• _Work to do_
Omit the pictures and extract only the lines from the line containing "What does this" to the end of the material, each exactly as written.

• _Task input_
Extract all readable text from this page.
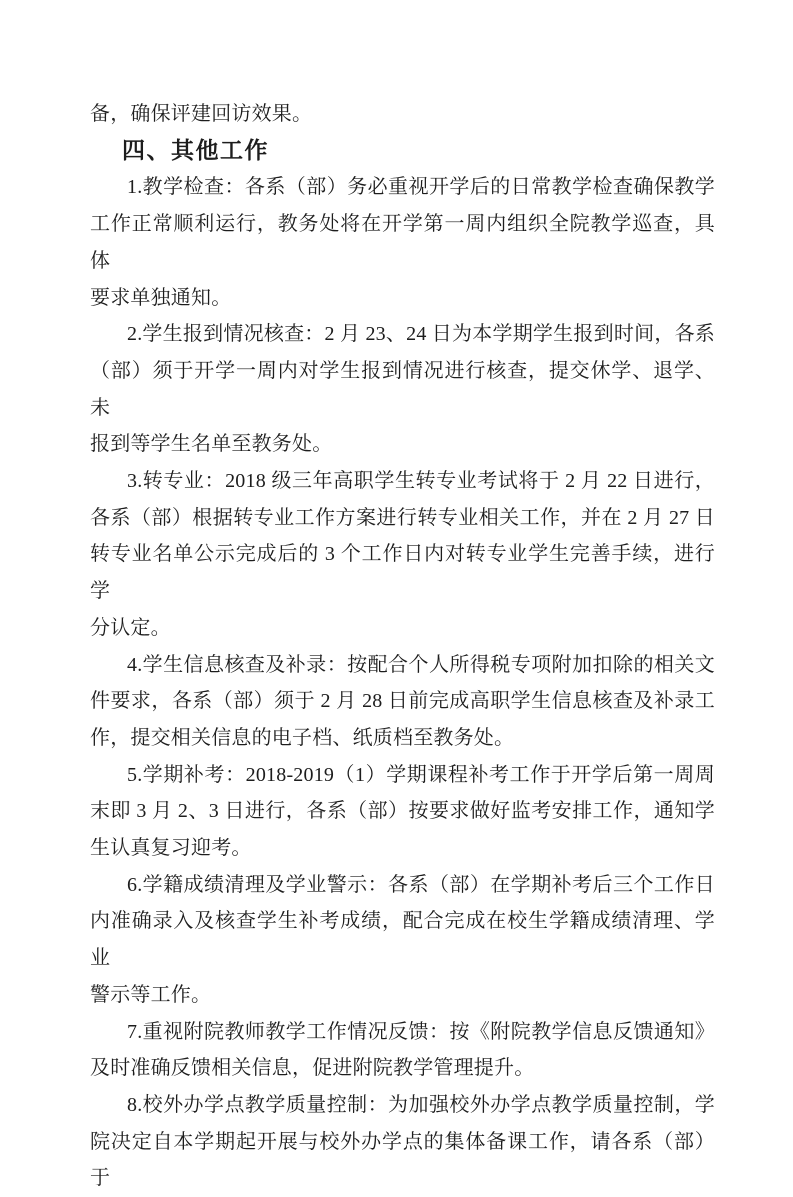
备，确保评建回访效果。
四、其他工作
1.教学检查：各系（部）务必重视开学后的日常教学检查确保教学
工作正常顺利运行，教务处将在开学第一周内组织全院教学巡查，具体
要求单独通知。
2.学生报到情况核查：2 月 23、24 日为本学期学生报到时间，各系
（部）须于开学一周内对学生报到情况进行核查，提交休学、退学、未
报到等学生名单至教务处。
3.转专业：2018 级三年高职学生转专业考试将于 2 月 22 日进行，
各系（部）根据转专业工作方案进行转专业相关工作，并在 2 月 27 日
转专业名单公示完成后的 3 个工作日内对转专业学生完善手续，进行学
分认定。
4.学生信息核查及补录：按配合个人所得税专项附加扣除的相关文
件要求，各系（部）须于 2 月 28 日前完成高职学生信息核查及补录工
作，提交相关信息的电子档、纸质档至教务处。
5.学期补考：2018-2019（1）学期课程补考工作于开学后第一周周
末即 3 月 2、3 日进行，各系（部）按要求做好监考安排工作，通知学
生认真复习迎考。
6.学籍成绩清理及学业警示：各系（部）在学期补考后三个工作日
内准确录入及核查学生补考成绩，配合完成在校生学籍成绩清理、学业
警示等工作。
7.重视附院教师教学工作情况反馈：按《附院教学信息反馈通知》
及时准确反馈相关信息，促进附院教学管理提升。
8.校外办学点教学质量控制：为加强校外办学点教学质量控制，学
院决定自本学期起开展与校外办学点的集体备课工作，请各系（部）于
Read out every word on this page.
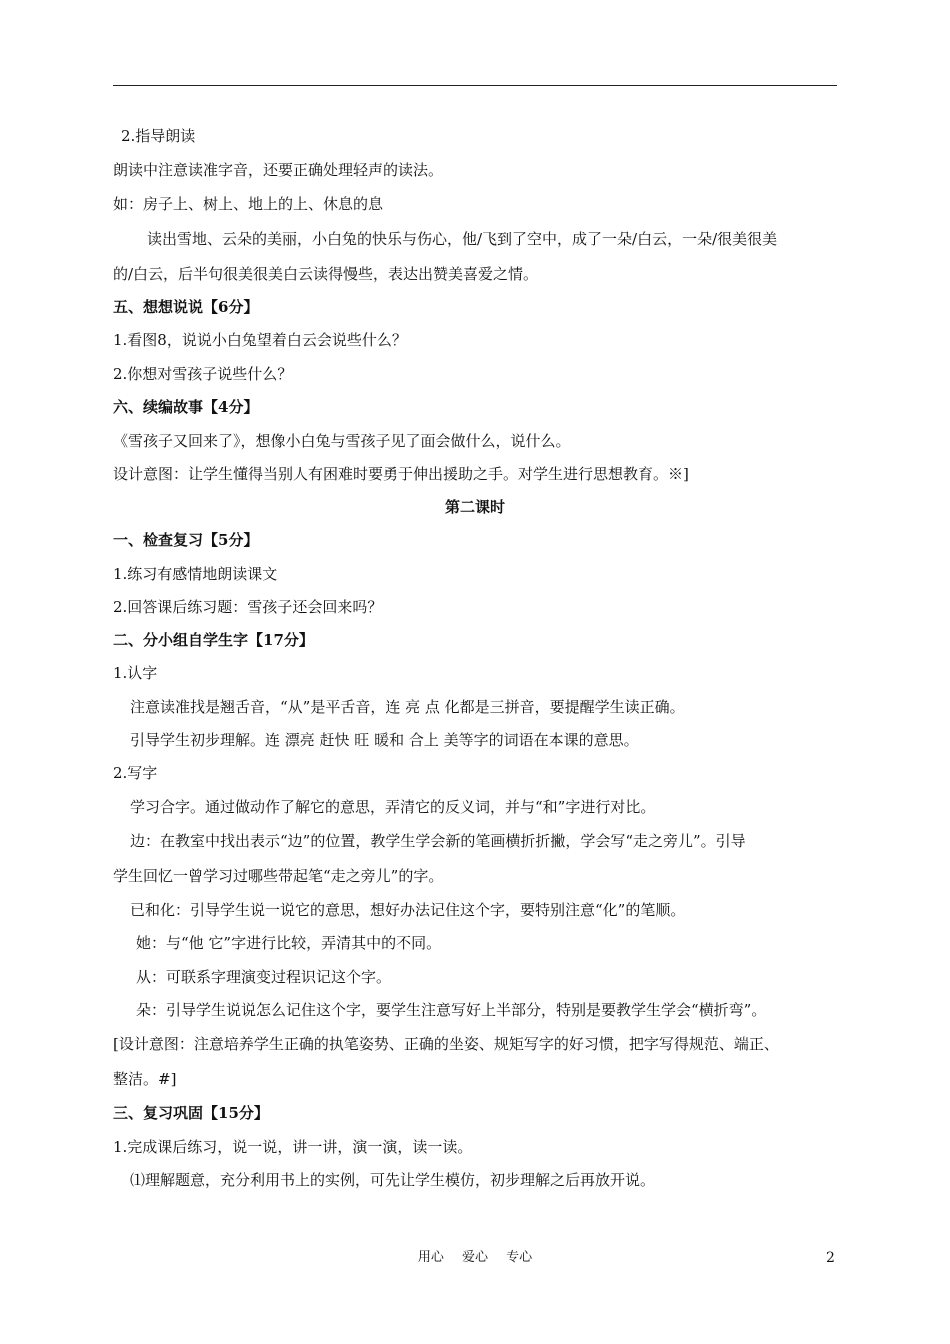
2.指导朗读
朗读中注意读准字音，还要正确处理轻声的读法。
如：房子上、树上、地上的上、休息的息
读出雪地、云朵的美丽，小白兔的快乐与伤心，他/飞到了空中，成了一朵/白云，一朵/很美很美
的/白云，后半句很美很美白云读得慢些，表达出赞美喜爱之情。
五、想想说说【6分】
1.看图8，说说小白兔望着白云会说些什么？
2.你想对雪孩子说些什么？
六、续编故事【4分】
《雪孩子又回来了》，想像小白兔与雪孩子见了面会做什么，说什么。
设计意图：让学生懂得当别人有困难时要勇于伸出援助之手。对学生进行思想教育。※]
第二课时
一、检查复习【5分】
1.练习有感情地朗读课文
2.回答课后练习题：雪孩子还会回来吗？
二、分小组自学生字【17分】
1.认字
注意读准找是翘舌音，“从”是平舌音，连 亮 点 化都是三拼音，要提醒学生读正确。
引导学生初步理解。连 漂亮 赶快 旺 暖和 合上 美等字的词语在本课的意思。
2.写字
学习合字。通过做动作了解它的意思，弄清它的反义词，并与“和”字进行对比。
边：在教室中找出表示“边”的位置，教学生学会新的笔画横折折撇，学会写“走之旁儿”。引导
学生回忆一曾学习过哪些带起笔“走之旁儿”的字。
已和化：引导学生说一说它的意思，想好办法记住这个字，要特别注意“化”的笔顺。
她：与“他 它”字进行比较，弄清其中的不同。
从：可联系字理演变过程识记这个字。
朵：引导学生说说怎么记住这个字，要学生注意写好上半部分，特别是要教学生学会“横折弯”。
[设计意图：注意培养学生正确的执笔姿势、正确的坐姿、规矩写字的好习惯，把字写得规范、端正、
整洁。#]
三、复习巩固【15分】
1.完成课后练习，说一说，讲一讲，演一演，读一读。
⑴理解题意，充分利用书上的实例，可先让学生模仿，初步理解之后再放开说。
用心 爱心 专心	2
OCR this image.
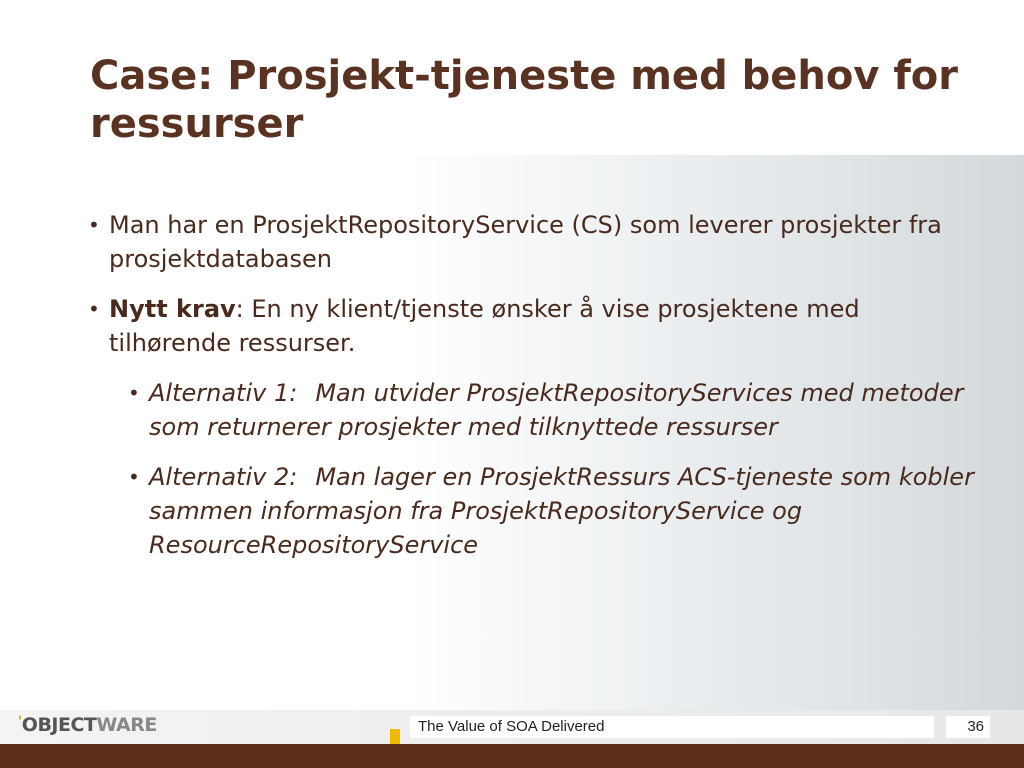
Case: Prosjekt-tjeneste med behov for ressurser
• Man har en ProsjektRepositoryService (CS) som leverer prosjekter fra prosjektdatabasen
• Nytt krav: En ny klient/tjenste ønsker å vise prosjektene med tilhørende ressurser.
• Alternativ 1: Man utvider ProsjektRepositoryServices med metoder som returnerer prosjekter med tilknyttede ressurser
• Alternativ 2: Man lager en ProsjektRessurs ACS-tjeneste som kobler sammen informasjon fra ProsjektRepositoryService og ResourceRepositoryService
'OBJECTWARE	The Value of SOA Delivered	36
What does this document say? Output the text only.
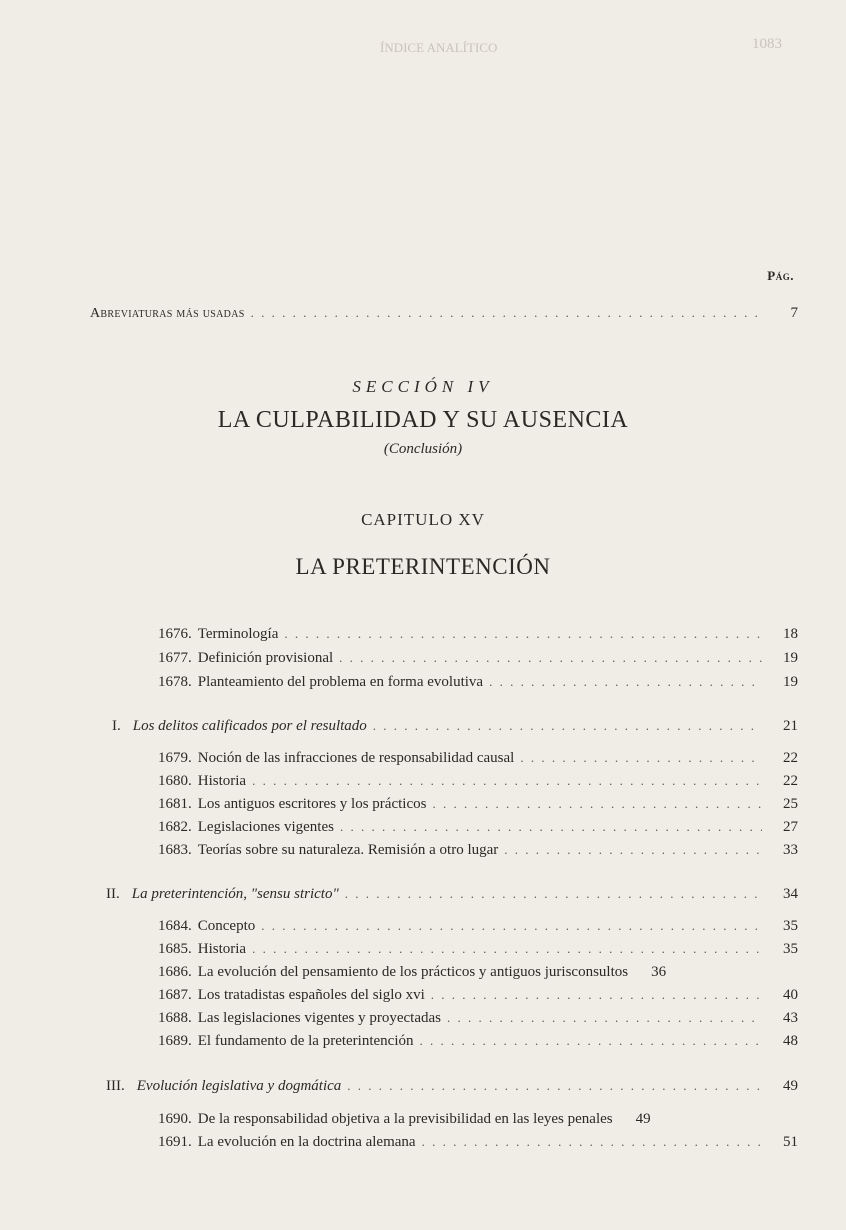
ÍNDICE ANALÍTICO	1083
Pág.
Abreviaturas más usadas . . .	7
SECCIÓN IV
LA CULPABILIDAD Y SU AUSENCIA
(Conclusión)
CAPITULO XV
LA PRETERINTENCIÓN
1676. Terminología . . .	18
1677. Definición provisional . . .	19
1678. Planteamiento del problema en forma evolutiva . . .	19
I. Los delitos calificados por el resultado . . .	21
1679. Noción de las infracciones de responsabilidad causal . . .	22
1680. Historia . . .	22
1681. Los antiguos escritores y los prácticos . . .	25
1682. Legislaciones vigentes . . .	27
1683. Teorías sobre su naturaleza. Remisión a otro lugar . . .	33
II. La preterintención, "sensu stricto" . . .	34
1684. Concepto . . .	35
1685. Historia . . .	35
1686. La evolución del pensamiento de los prácticos y antiguos jurisconsultos	36
1687. Los tratadistas españoles del siglo xvi . . .	40
1688. Las legislaciones vigentes y proyectadas . . .	43
1689. El fundamento de la preterintención . . .	48
III. Evolución legislativa y dogmática . . .	49
1690. De la responsabilidad objetiva a la previsibilidad en las leyes penales	49
1691. La evolución en la doctrina alemana . . .	51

• _Solution_
What does this document say? Output the text only.
ÍNDICE ANALÍTICO	1083
Pág.
Abreviaturas más usadas . . .	7
SECCIÓN IV
LA CULPABILIDAD Y SU AUSENCIA
(Conclusión)
CAPITULO XV
LA PRETERINTENCIÓN
1676. Terminología . . .	18
1677. Definición provisional . . .	19
1678. Planteamiento del problema en forma evolutiva . . .	19
I. Los delitos calificados por el resultado . . .	21
1679. Noción de las infracciones de responsabilidad causal . . .	22
1680. Historia . . .	22
1681. Los antiguos escritores y los prácticos . . .	25
1682. Legislaciones vigentes . . .	27
1683. Teorías sobre su naturaleza. Remisión a otro lugar . . .	33
II. La preterintención, "sensu stricto" . . .	34
1684. Concepto . . .	35
1685. Historia . . .	35
1686. La evolución del pensamiento de los prácticos y antiguos jurisconsultos	36
1687. Los tratadistas españoles del siglo xvi . . .	40
1688. Las legislaciones vigentes y proyectadas . . .	43
1689. El fundamento de la preterintención . . .	48
III. Evolución legislativa y dogmática . . .	49
1690. De la responsabilidad objetiva a la previsibilidad en las leyes penales	49
1691. La evolución en la doctrina alemana . . .	51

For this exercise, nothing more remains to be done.